*Exercise*
Strip the pictures and reproduce the rest of the listing exactly.

*Material for this exercise*
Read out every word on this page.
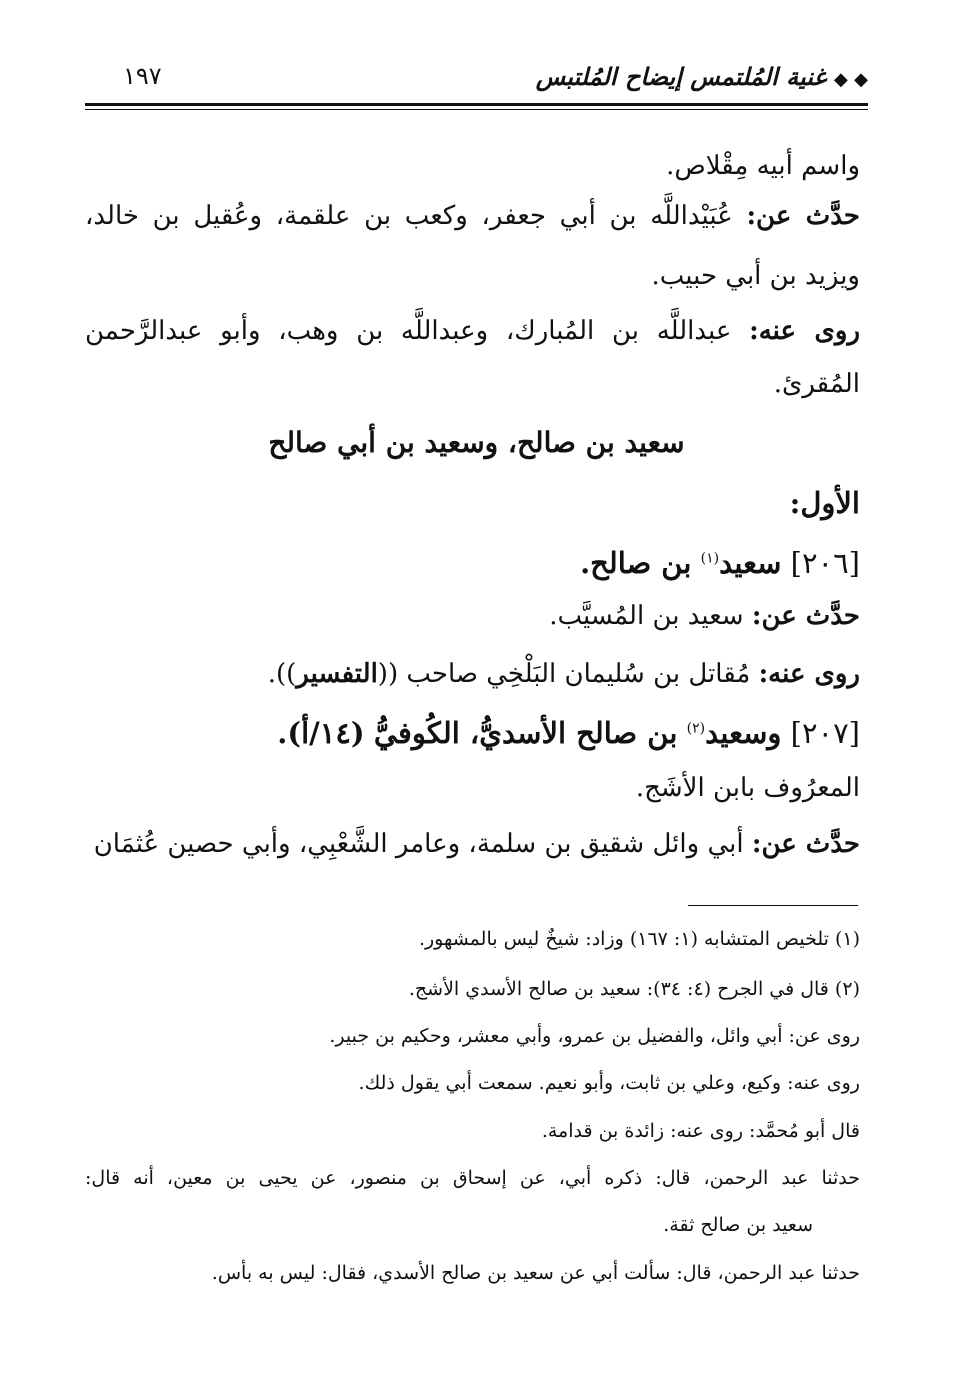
◆ ◆غنية المُلتمس إيضاح المُلتبس
١٩٧
واسم أبيه مِقْلاص.
حدَّث عن: عُبَيْداللَّه بن أبي جعفر، وكعب بن علقمة، وعُقيل بن خالد،
ويزيد بن أبي حبيب.
روى عنه: عبداللَّه بن المُبارك، وعبداللَّه بن وهب، وأبو عبدالرَّحمن
المُقرئ.
سعيد بن صالح، وسعيد بن أبي صالح
الأول:
[٢٠٦] سعيد$^{(١)}$ بن صالح.
حدَّث عن: سعيد بن المُسيَّب.
روى عنه: مُقاتل بن سُليمان البَلْخِي صاحب ((التفسير)).
[٢٠٧] وسعيد$^{(٢)}$ بن صالح الأسديُّ، الكُوفيُّ (١٤/أ).
المعرُوف بابن الأشَج.
حدَّث عن: أبي وائل شقيق بن سلمة، وعامر الشَّعْبِي، وأبي حصين عُثمَان
(١) تلخيص المتشابه (١: ١٦٧) وزاد: شيخٌ ليس بالمشهور.
(٢) قال في الجرح (٤: ٣٤): سعيد بن صالح الأسدي الأشج.
روى عن: أبي وائل، والفضيل بن عمرو، وأبي معشر، وحكيم بن جبير.
روى عنه: وكيع، وعلي بن ثابت، وأبو نعيم. سمعت أبي يقول ذلك.
قال أبو مُحمَّد: روى عنه: زائدة بن قدامة.
حدثنا عبد الرحمن، قال: ذكره أبي، عن إسحاق بن منصور، عن يحيى بن معين، أنه قال:
سعيد بن صالح ثقة.
حدثنا عبد الرحمن، قال: سألت أبي عن سعيد بن صالح الأسدي، فقال: ليس به بأس.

*Solution to the exercise*
Read out every word on this page.
◆ ◆غنية المُلتمس إيضاح المُلتبس
١٩٧
واسم أبيه مِقْلاص.
حدَّث عن: عُبَيْداللَّه بن أبي جعفر، وكعب بن علقمة، وعُقيل بن خالد،
ويزيد بن أبي حبيب.
روى عنه: عبداللَّه بن المُبارك، وعبداللَّه بن وهب، وأبو عبدالرَّحمن
المُقرئ.
سعيد بن صالح، وسعيد بن أبي صالح
الأول:
[٢٠٦] سعيد$^{(١)}$ بن صالح.
حدَّث عن: سعيد بن المُسيَّب.
روى عنه: مُقاتل بن سُليمان البَلْخِي صاحب ((التفسير)).
[٢٠٧] وسعيد$^{(٢)}$ بن صالح الأسديُّ، الكُوفيُّ (١٤/أ).
المعرُوف بابن الأشَج.
حدَّث عن: أبي وائل شقيق بن سلمة، وعامر الشَّعْبِي، وأبي حصين عُثمَان
(١) تلخيص المتشابه (١: ١٦٧) وزاد: شيخٌ ليس بالمشهور.
(٢) قال في الجرح (٤: ٣٤): سعيد بن صالح الأسدي الأشج.
روى عن: أبي وائل، والفضيل بن عمرو، وأبي معشر، وحكيم بن جبير.
روى عنه: وكيع، وعلي بن ثابت، وأبو نعيم. سمعت أبي يقول ذلك.
قال أبو مُحمَّد: روى عنه: زائدة بن قدامة.
حدثنا عبد الرحمن، قال: ذكره أبي، عن إسحاق بن منصور، عن يحيى بن معين، أنه قال:
سعيد بن صالح ثقة.
حدثنا عبد الرحمن، قال: سألت أبي عن سعيد بن صالح الأسدي، فقال: ليس به بأس.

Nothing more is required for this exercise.